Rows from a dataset
=======
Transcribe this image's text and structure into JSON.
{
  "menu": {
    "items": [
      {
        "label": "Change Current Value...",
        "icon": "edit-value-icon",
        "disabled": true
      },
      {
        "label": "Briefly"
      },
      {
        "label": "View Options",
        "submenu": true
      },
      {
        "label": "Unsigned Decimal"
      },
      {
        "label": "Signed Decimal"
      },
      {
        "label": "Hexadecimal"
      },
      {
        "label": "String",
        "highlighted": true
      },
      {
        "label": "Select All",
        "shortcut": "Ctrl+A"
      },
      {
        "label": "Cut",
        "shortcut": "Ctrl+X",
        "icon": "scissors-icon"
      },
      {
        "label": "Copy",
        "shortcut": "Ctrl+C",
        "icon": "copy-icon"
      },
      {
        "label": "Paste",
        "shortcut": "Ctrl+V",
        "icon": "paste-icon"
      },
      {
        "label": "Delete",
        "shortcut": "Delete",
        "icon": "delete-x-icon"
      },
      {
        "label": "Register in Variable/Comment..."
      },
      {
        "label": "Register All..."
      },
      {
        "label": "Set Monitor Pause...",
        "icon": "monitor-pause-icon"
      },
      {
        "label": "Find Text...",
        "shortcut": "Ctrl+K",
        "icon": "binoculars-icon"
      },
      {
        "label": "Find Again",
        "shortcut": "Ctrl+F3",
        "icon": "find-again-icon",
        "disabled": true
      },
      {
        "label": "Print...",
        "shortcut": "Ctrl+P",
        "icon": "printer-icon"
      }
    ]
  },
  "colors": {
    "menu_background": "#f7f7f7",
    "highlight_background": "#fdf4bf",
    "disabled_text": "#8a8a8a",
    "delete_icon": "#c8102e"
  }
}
=======
[DIRECTIONS FOR THIS TASK] Output the lines above verbatim and in full.

[RESULT BELOW]
Transcribe this image's text and structure into JSON.
{
  "menu": {
    "items": [
      {
        "label": "Change Current Value...",
        "icon": "edit-value-icon",
        "disabled": true
      },
      {
        "label": "Briefly"
      },
      {
        "label": "View Options",
        "submenu": true
      },
      {
        "label": "Unsigned Decimal"
      },
      {
        "label": "Signed Decimal"
      },
      {
        "label": "Hexadecimal"
      },
      {
        "label": "String",
        "highlighted": true
      },
      {
        "label": "Select All",
        "shortcut": "Ctrl+A"
      },
      {
        "label": "Cut",
        "shortcut": "Ctrl+X",
        "icon": "scissors-icon"
      },
      {
        "label": "Copy",
        "shortcut": "Ctrl+C",
        "icon": "copy-icon"
      },
      {
        "label": "Paste",
        "shortcut": "Ctrl+V",
        "icon": "paste-icon"
      },
      {
        "label": "Delete",
        "shortcut": "Delete",
        "icon": "delete-x-icon"
      },
      {
        "label": "Register in Variable/Comment..."
      },
      {
        "label": "Register All..."
      },
      {
        "label": "Set Monitor Pause...",
        "icon": "monitor-pause-icon"
      },
      {
        "label": "Find Text...",
        "shortcut": "Ctrl+K",
        "icon": "binoculars-icon"
      },
      {
        "label": "Find Again",
        "shortcut": "Ctrl+F3",
        "icon": "find-again-icon",
        "disabled": true
      },
      {
        "label": "Print...",
        "shortcut": "Ctrl+P",
        "icon": "printer-icon"
      }
    ]
  },
  "colors": {
    "menu_background": "#f7f7f7",
    "highlight_background": "#fdf4bf",
    "disabled_text": "#8a8a8a",
    "delete_icon": "#c8102e"
  }
}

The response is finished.